--- begin RECORDS PROVIDED ---

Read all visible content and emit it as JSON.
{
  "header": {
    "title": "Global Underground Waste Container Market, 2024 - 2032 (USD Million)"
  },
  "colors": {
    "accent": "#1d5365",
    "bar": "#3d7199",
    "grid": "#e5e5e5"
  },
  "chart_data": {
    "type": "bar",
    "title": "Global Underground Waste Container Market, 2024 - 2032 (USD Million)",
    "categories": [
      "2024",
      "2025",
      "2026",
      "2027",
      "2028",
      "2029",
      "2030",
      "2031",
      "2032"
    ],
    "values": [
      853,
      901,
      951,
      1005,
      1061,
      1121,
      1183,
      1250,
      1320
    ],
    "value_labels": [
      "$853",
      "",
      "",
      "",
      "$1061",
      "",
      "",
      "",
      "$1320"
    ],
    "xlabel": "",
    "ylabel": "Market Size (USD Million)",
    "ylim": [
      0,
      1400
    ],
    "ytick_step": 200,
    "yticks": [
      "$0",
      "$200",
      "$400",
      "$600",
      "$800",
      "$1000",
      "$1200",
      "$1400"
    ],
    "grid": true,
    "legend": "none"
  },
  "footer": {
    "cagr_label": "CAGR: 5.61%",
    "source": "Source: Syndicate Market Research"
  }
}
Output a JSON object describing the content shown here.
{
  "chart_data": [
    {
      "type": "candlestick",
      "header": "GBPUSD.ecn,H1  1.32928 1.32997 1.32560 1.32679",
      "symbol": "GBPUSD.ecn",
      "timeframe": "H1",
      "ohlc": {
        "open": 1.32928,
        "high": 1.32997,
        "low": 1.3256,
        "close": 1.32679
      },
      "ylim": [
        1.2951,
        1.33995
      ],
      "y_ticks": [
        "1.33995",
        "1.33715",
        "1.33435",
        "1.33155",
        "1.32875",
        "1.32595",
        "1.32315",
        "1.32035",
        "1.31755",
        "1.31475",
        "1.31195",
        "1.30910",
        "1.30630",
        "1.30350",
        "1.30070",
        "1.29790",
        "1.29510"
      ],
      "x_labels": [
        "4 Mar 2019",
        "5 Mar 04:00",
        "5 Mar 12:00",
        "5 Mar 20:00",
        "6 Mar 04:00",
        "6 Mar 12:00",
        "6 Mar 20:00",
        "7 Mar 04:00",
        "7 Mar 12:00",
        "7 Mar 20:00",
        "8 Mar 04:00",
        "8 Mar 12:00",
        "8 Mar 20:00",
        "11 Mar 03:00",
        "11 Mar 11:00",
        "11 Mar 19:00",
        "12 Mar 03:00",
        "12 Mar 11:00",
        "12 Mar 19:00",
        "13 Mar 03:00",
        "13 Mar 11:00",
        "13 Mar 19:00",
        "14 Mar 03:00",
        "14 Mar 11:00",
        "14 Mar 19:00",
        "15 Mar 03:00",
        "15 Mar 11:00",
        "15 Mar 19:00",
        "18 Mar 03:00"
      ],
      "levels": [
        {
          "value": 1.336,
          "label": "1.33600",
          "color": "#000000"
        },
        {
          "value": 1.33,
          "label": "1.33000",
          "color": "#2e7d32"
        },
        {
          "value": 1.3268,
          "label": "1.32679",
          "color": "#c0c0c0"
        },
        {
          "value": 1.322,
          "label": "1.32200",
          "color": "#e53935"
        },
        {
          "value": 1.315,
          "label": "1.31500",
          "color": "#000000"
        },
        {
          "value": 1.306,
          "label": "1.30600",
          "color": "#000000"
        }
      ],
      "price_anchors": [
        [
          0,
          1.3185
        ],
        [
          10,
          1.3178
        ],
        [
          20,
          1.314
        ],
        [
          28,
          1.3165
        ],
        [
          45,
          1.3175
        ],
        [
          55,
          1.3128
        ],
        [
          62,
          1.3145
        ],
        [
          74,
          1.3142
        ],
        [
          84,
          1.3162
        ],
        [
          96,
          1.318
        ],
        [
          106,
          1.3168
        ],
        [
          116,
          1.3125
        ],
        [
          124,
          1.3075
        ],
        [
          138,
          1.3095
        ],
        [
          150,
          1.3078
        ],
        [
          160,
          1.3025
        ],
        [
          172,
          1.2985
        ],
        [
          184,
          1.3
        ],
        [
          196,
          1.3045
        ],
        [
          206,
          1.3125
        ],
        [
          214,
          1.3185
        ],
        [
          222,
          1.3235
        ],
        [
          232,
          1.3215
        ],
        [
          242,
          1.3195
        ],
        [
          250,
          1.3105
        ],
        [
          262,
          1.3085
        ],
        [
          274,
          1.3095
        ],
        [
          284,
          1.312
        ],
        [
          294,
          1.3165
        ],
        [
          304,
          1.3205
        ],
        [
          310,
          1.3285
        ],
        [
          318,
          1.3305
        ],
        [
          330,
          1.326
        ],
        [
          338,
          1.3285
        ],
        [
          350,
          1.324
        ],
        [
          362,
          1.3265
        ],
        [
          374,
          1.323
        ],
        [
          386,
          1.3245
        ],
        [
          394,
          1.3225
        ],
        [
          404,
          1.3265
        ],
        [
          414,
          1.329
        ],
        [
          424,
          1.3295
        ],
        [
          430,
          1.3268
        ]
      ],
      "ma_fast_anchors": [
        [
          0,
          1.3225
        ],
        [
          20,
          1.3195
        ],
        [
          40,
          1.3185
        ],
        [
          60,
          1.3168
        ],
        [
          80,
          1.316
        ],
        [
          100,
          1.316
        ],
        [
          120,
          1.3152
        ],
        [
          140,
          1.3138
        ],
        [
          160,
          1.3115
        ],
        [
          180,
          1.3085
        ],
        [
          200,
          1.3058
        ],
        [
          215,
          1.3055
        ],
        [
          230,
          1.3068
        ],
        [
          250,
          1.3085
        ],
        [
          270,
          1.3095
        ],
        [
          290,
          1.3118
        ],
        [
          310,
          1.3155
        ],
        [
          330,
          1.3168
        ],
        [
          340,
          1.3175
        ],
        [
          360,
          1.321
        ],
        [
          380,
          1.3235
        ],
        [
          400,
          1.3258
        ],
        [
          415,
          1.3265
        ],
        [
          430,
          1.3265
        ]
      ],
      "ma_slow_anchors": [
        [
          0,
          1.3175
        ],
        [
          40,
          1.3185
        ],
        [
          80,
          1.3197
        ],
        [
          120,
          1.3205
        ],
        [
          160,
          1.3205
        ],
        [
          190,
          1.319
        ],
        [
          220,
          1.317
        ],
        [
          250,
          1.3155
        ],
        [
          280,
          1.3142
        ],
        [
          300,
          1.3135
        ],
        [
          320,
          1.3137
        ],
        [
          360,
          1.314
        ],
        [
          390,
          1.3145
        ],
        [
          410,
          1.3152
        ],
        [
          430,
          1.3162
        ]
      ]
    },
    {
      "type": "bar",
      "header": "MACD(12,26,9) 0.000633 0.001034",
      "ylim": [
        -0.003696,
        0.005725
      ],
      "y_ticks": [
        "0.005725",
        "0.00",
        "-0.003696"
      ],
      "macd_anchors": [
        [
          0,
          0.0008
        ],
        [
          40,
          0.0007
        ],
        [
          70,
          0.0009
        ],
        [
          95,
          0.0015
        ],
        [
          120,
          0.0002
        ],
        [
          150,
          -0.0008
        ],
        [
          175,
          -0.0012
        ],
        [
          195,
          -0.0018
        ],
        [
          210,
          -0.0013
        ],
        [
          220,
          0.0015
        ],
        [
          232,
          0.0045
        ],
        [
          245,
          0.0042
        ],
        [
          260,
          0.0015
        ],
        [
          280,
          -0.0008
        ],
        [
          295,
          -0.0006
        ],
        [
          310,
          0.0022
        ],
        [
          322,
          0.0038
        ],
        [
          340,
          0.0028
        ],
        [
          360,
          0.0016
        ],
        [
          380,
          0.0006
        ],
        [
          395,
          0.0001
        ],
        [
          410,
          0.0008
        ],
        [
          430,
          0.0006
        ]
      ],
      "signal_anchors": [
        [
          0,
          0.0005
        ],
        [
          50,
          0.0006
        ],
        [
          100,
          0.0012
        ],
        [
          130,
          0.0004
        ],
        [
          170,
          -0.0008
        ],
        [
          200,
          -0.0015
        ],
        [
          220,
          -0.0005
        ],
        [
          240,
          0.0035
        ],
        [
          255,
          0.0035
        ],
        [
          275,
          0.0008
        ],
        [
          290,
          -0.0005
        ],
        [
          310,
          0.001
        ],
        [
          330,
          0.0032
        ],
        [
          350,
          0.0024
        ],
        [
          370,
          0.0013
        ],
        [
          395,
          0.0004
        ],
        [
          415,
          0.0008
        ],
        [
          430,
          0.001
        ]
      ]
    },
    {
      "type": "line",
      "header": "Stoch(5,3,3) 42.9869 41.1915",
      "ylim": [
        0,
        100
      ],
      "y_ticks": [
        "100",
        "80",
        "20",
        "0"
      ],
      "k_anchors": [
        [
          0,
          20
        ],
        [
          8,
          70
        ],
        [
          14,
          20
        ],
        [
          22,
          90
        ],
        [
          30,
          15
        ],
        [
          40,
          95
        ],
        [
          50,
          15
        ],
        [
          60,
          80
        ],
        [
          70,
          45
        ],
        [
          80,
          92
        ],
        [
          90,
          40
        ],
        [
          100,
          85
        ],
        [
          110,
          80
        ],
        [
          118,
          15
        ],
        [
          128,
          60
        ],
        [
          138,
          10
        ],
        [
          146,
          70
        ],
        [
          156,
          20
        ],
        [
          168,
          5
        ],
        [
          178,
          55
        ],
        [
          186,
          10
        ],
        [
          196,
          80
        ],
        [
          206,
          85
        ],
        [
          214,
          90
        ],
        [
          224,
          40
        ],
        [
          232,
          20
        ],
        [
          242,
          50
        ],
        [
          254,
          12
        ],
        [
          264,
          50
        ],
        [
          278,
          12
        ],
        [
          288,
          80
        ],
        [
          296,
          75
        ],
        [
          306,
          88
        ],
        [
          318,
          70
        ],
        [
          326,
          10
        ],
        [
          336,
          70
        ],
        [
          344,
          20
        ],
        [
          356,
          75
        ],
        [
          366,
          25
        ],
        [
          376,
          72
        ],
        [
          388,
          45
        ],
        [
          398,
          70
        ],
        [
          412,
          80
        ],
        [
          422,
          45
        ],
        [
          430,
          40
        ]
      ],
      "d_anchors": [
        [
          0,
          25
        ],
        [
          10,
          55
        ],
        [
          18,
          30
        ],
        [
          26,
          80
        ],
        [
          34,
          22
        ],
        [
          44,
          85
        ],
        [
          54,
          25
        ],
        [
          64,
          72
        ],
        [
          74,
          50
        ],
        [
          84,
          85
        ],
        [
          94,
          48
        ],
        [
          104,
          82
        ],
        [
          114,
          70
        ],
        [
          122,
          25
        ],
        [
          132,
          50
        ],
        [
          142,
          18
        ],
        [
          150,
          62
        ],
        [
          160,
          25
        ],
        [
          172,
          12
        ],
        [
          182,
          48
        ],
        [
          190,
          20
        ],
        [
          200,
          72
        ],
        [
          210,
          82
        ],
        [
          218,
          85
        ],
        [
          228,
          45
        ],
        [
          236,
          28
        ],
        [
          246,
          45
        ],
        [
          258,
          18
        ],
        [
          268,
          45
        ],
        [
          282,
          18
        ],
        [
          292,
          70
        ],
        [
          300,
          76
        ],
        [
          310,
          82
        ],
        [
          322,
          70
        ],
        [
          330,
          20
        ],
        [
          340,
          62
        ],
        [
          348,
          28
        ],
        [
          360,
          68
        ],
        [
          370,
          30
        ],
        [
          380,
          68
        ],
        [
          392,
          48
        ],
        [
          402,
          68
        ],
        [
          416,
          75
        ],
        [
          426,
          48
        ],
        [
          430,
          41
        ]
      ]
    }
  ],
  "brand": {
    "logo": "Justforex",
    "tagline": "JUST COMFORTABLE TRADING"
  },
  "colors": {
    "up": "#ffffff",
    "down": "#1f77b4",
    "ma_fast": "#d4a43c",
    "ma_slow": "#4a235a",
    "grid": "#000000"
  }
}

--- end RECORDS PROVIDED ---

- TASK -
Scan the material above for the word "header". Copy each line where it occurs.

- EXPECTED ANSWER -
  "header": {
      "header": "GBPUSD.ecn,H1  1.32928 1.32997 1.32560 1.32679",
      "header": "MACD(12,26,9) 0.000633 0.001034",
      "header": "Stoch(5,3,3) 42.9869 41.1915",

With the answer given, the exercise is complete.